Saved entries

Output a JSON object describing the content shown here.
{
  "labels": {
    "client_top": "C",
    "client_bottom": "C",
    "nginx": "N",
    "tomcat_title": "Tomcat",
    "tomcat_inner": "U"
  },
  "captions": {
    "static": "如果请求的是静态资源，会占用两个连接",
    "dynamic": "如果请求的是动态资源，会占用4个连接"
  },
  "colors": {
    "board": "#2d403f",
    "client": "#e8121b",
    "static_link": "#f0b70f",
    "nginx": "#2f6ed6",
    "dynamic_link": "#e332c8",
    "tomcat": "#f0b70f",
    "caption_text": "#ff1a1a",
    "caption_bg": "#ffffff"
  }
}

- _Exercise details_
Write out every line of the records exactly.

- _Output below_
Output a JSON object describing the content shown here.
{
  "labels": {
    "client_top": "C",
    "client_bottom": "C",
    "nginx": "N",
    "tomcat_title": "Tomcat",
    "tomcat_inner": "U"
  },
  "captions": {
    "static": "如果请求的是静态资源，会占用两个连接",
    "dynamic": "如果请求的是动态资源，会占用4个连接"
  },
  "colors": {
    "board": "#2d403f",
    "client": "#e8121b",
    "static_link": "#f0b70f",
    "nginx": "#2f6ed6",
    "dynamic_link": "#e332c8",
    "tomcat": "#f0b70f",
    "caption_text": "#ff1a1a",
    "caption_bg": "#ffffff"
  }
}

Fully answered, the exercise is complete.